* Your instructions:
All records must be quoted exactly. Omit the pictures.

===============

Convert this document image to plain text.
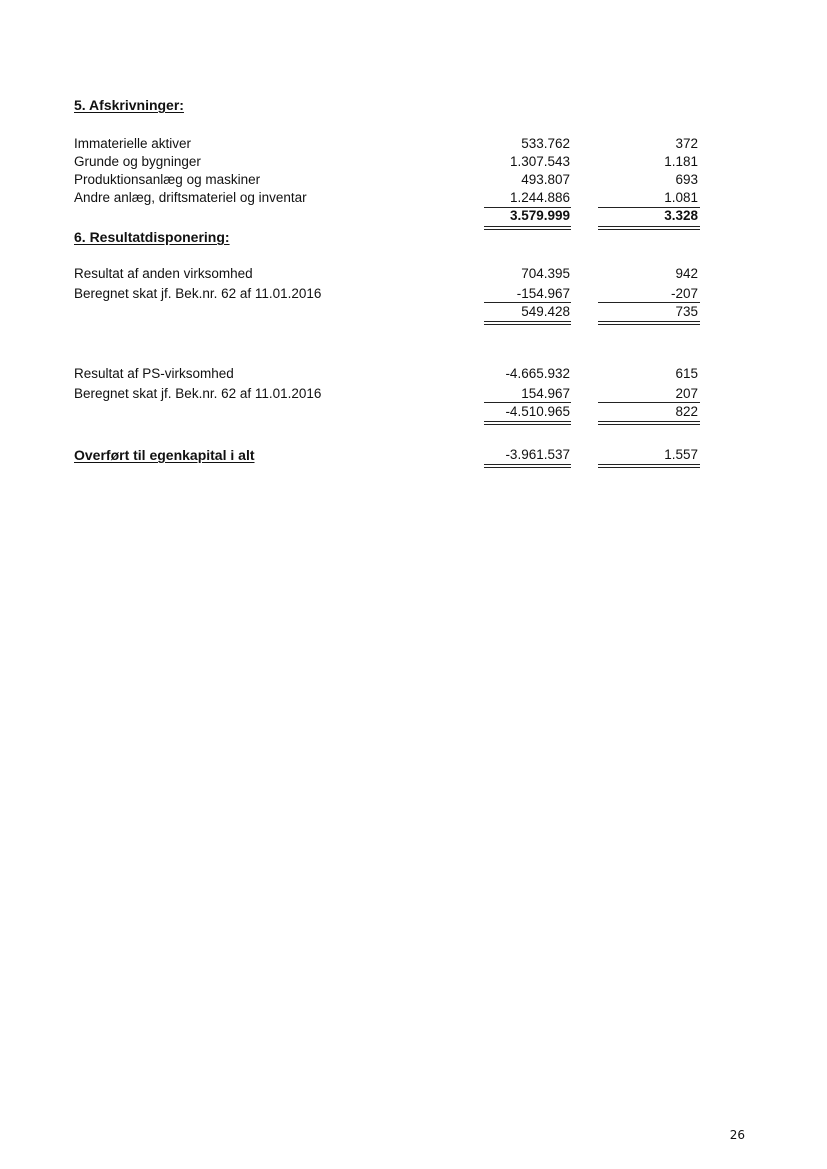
5. Afskrivninger:
Immaterielle aktiver	533.762	372
Grunde og bygninger	1.307.543	1.181
Produktionsanlæg og maskiner	493.807	693
Andre anlæg, driftsmateriel og inventar	1.244.886	1.081
3.579.999	3.328
6. Resultatdisponering:
Resultat af anden virksomhed	704.395	942
Beregnet skat jf. Bek.nr. 62 af 11.01.2016	-154.967	-207
549.428	735
Resultat af PS-virksomhed	-4.665.932	615
Beregnet skat jf. Bek.nr. 62 af 11.01.2016	154.967	207
-4.510.965	822
Overført til egenkapital i alt	-3.961.537	1.557
26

===============

* Response for this exercise:
Convert this document image to plain text.
5. Afskrivninger:
Immaterielle aktiver	533.762	372
Grunde og bygninger	1.307.543	1.181
Produktionsanlæg og maskiner	493.807	693
Andre anlæg, driftsmateriel og inventar	1.244.886	1.081
3.579.999	3.328
6. Resultatdisponering:
Resultat af anden virksomhed	704.395	942
Beregnet skat jf. Bek.nr. 62 af 11.01.2016	-154.967	-207
549.428	735
Resultat af PS-virksomhed	-4.665.932	615
Beregnet skat jf. Bek.nr. 62 af 11.01.2016	154.967	207
-4.510.965	822
Overført til egenkapital i alt	-3.961.537	1.557
26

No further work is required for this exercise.